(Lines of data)
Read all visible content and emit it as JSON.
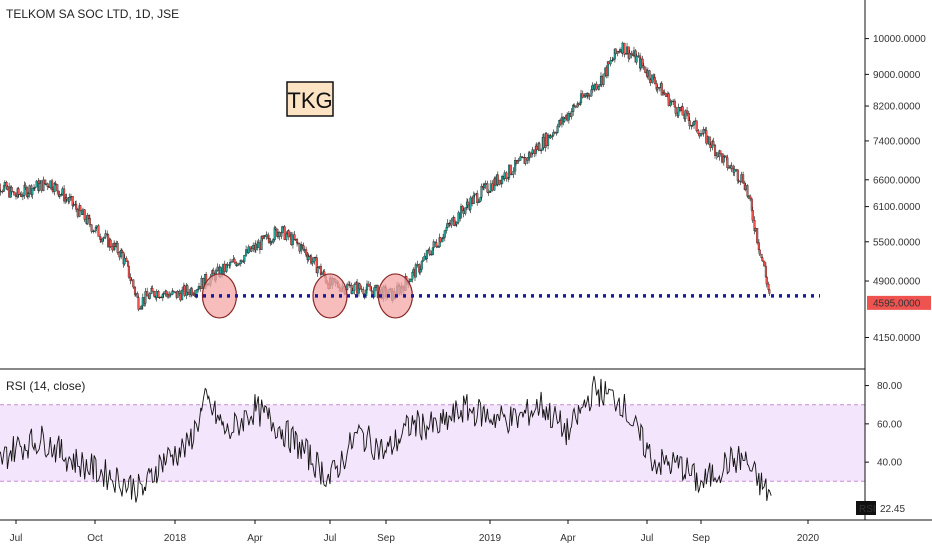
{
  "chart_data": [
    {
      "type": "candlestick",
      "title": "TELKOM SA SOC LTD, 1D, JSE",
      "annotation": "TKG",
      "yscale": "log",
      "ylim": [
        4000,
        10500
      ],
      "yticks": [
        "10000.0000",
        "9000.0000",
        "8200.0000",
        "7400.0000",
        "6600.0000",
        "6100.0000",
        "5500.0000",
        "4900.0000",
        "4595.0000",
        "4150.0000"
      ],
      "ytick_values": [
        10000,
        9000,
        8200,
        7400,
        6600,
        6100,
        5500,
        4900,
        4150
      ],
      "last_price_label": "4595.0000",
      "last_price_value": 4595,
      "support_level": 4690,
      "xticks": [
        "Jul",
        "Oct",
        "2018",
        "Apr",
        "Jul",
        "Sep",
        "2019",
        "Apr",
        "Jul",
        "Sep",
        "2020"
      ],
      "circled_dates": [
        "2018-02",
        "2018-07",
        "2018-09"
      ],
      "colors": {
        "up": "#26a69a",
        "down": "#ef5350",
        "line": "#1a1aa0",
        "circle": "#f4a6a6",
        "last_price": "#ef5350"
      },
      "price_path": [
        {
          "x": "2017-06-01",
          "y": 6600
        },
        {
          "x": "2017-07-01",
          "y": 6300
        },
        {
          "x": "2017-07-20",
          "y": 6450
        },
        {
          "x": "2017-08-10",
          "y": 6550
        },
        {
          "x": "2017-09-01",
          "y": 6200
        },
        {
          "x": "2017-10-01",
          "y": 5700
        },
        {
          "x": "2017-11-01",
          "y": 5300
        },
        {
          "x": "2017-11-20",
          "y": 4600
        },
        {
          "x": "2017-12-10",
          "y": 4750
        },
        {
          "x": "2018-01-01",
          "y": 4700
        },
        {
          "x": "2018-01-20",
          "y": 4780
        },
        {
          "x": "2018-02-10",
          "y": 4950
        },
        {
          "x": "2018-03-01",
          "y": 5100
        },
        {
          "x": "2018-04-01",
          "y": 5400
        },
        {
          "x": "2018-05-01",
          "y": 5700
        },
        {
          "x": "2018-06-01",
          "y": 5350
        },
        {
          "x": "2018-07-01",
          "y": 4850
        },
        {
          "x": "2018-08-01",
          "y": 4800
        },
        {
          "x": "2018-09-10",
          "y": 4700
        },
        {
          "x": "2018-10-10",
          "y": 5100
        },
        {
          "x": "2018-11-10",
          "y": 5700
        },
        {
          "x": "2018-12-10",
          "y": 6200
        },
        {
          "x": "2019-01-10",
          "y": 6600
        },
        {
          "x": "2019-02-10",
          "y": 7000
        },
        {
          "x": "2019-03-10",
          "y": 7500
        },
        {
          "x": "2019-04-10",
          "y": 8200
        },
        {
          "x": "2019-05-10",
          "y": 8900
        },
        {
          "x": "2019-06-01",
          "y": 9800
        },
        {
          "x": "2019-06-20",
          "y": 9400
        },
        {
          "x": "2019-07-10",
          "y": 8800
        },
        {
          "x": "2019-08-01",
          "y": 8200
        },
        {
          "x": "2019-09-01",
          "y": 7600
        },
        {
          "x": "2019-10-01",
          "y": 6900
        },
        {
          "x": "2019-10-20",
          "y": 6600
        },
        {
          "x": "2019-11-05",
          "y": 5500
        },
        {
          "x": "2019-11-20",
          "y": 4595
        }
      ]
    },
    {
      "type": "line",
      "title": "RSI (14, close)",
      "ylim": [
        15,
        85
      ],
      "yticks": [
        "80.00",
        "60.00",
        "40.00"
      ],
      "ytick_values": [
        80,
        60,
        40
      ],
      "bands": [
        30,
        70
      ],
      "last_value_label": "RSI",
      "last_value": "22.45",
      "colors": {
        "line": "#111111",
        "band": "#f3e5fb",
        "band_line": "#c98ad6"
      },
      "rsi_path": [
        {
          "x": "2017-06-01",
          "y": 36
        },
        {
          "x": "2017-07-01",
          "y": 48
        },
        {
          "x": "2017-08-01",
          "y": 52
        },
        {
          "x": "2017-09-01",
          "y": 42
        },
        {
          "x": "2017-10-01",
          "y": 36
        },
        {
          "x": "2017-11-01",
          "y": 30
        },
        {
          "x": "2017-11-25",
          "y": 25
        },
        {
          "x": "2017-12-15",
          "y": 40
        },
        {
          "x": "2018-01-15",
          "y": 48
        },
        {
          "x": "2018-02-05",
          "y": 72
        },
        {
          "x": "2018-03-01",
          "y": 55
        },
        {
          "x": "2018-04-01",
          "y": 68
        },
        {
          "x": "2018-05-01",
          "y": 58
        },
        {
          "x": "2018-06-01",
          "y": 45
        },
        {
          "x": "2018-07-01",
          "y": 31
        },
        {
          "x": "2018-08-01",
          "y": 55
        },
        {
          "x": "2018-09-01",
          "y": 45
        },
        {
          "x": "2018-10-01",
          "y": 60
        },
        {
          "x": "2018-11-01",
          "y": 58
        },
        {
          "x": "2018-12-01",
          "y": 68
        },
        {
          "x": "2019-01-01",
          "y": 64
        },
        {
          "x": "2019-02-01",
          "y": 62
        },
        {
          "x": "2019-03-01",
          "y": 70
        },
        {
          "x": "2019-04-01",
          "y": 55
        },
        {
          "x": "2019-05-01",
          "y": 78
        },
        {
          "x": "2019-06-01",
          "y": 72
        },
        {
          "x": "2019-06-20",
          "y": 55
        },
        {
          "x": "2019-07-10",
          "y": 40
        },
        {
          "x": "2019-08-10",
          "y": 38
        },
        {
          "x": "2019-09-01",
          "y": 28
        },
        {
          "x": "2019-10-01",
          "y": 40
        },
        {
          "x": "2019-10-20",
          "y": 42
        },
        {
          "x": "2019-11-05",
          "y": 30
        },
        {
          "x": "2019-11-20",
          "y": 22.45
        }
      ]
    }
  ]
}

**Written request**
Without including any picture, retype the entries exactly.

**Written solution**
Read all visible content and emit it as JSON.
{
  "chart_data": [
    {
      "type": "candlestick",
      "title": "TELKOM SA SOC LTD, 1D, JSE",
      "annotation": "TKG",
      "yscale": "log",
      "ylim": [
        4000,
        10500
      ],
      "yticks": [
        "10000.0000",
        "9000.0000",
        "8200.0000",
        "7400.0000",
        "6600.0000",
        "6100.0000",
        "5500.0000",
        "4900.0000",
        "4595.0000",
        "4150.0000"
      ],
      "ytick_values": [
        10000,
        9000,
        8200,
        7400,
        6600,
        6100,
        5500,
        4900,
        4150
      ],
      "last_price_label": "4595.0000",
      "last_price_value": 4595,
      "support_level": 4690,
      "xticks": [
        "Jul",
        "Oct",
        "2018",
        "Apr",
        "Jul",
        "Sep",
        "2019",
        "Apr",
        "Jul",
        "Sep",
        "2020"
      ],
      "circled_dates": [
        "2018-02",
        "2018-07",
        "2018-09"
      ],
      "colors": {
        "up": "#26a69a",
        "down": "#ef5350",
        "line": "#1a1aa0",
        "circle": "#f4a6a6",
        "last_price": "#ef5350"
      },
      "price_path": [
        {
          "x": "2017-06-01",
          "y": 6600
        },
        {
          "x": "2017-07-01",
          "y": 6300
        },
        {
          "x": "2017-07-20",
          "y": 6450
        },
        {
          "x": "2017-08-10",
          "y": 6550
        },
        {
          "x": "2017-09-01",
          "y": 6200
        },
        {
          "x": "2017-10-01",
          "y": 5700
        },
        {
          "x": "2017-11-01",
          "y": 5300
        },
        {
          "x": "2017-11-20",
          "y": 4600
        },
        {
          "x": "2017-12-10",
          "y": 4750
        },
        {
          "x": "2018-01-01",
          "y": 4700
        },
        {
          "x": "2018-01-20",
          "y": 4780
        },
        {
          "x": "2018-02-10",
          "y": 4950
        },
        {
          "x": "2018-03-01",
          "y": 5100
        },
        {
          "x": "2018-04-01",
          "y": 5400
        },
        {
          "x": "2018-05-01",
          "y": 5700
        },
        {
          "x": "2018-06-01",
          "y": 5350
        },
        {
          "x": "2018-07-01",
          "y": 4850
        },
        {
          "x": "2018-08-01",
          "y": 4800
        },
        {
          "x": "2018-09-10",
          "y": 4700
        },
        {
          "x": "2018-10-10",
          "y": 5100
        },
        {
          "x": "2018-11-10",
          "y": 5700
        },
        {
          "x": "2018-12-10",
          "y": 6200
        },
        {
          "x": "2019-01-10",
          "y": 6600
        },
        {
          "x": "2019-02-10",
          "y": 7000
        },
        {
          "x": "2019-03-10",
          "y": 7500
        },
        {
          "x": "2019-04-10",
          "y": 8200
        },
        {
          "x": "2019-05-10",
          "y": 8900
        },
        {
          "x": "2019-06-01",
          "y": 9800
        },
        {
          "x": "2019-06-20",
          "y": 9400
        },
        {
          "x": "2019-07-10",
          "y": 8800
        },
        {
          "x": "2019-08-01",
          "y": 8200
        },
        {
          "x": "2019-09-01",
          "y": 7600
        },
        {
          "x": "2019-10-01",
          "y": 6900
        },
        {
          "x": "2019-10-20",
          "y": 6600
        },
        {
          "x": "2019-11-05",
          "y": 5500
        },
        {
          "x": "2019-11-20",
          "y": 4595
        }
      ]
    },
    {
      "type": "line",
      "title": "RSI (14, close)",
      "ylim": [
        15,
        85
      ],
      "yticks": [
        "80.00",
        "60.00",
        "40.00"
      ],
      "ytick_values": [
        80,
        60,
        40
      ],
      "bands": [
        30,
        70
      ],
      "last_value_label": "RSI",
      "last_value": "22.45",
      "colors": {
        "line": "#111111",
        "band": "#f3e5fb",
        "band_line": "#c98ad6"
      },
      "rsi_path": [
        {
          "x": "2017-06-01",
          "y": 36
        },
        {
          "x": "2017-07-01",
          "y": 48
        },
        {
          "x": "2017-08-01",
          "y": 52
        },
        {
          "x": "2017-09-01",
          "y": 42
        },
        {
          "x": "2017-10-01",
          "y": 36
        },
        {
          "x": "2017-11-01",
          "y": 30
        },
        {
          "x": "2017-11-25",
          "y": 25
        },
        {
          "x": "2017-12-15",
          "y": 40
        },
        {
          "x": "2018-01-15",
          "y": 48
        },
        {
          "x": "2018-02-05",
          "y": 72
        },
        {
          "x": "2018-03-01",
          "y": 55
        },
        {
          "x": "2018-04-01",
          "y": 68
        },
        {
          "x": "2018-05-01",
          "y": 58
        },
        {
          "x": "2018-06-01",
          "y": 45
        },
        {
          "x": "2018-07-01",
          "y": 31
        },
        {
          "x": "2018-08-01",
          "y": 55
        },
        {
          "x": "2018-09-01",
          "y": 45
        },
        {
          "x": "2018-10-01",
          "y": 60
        },
        {
          "x": "2018-11-01",
          "y": 58
        },
        {
          "x": "2018-12-01",
          "y": 68
        },
        {
          "x": "2019-01-01",
          "y": 64
        },
        {
          "x": "2019-02-01",
          "y": 62
        },
        {
          "x": "2019-03-01",
          "y": 70
        },
        {
          "x": "2019-04-01",
          "y": 55
        },
        {
          "x": "2019-05-01",
          "y": 78
        },
        {
          "x": "2019-06-01",
          "y": 72
        },
        {
          "x": "2019-06-20",
          "y": 55
        },
        {
          "x": "2019-07-10",
          "y": 40
        },
        {
          "x": "2019-08-10",
          "y": 38
        },
        {
          "x": "2019-09-01",
          "y": 28
        },
        {
          "x": "2019-10-01",
          "y": 40
        },
        {
          "x": "2019-10-20",
          "y": 42
        },
        {
          "x": "2019-11-05",
          "y": 30
        },
        {
          "x": "2019-11-20",
          "y": 22.45
        }
      ]
    }
  ]
}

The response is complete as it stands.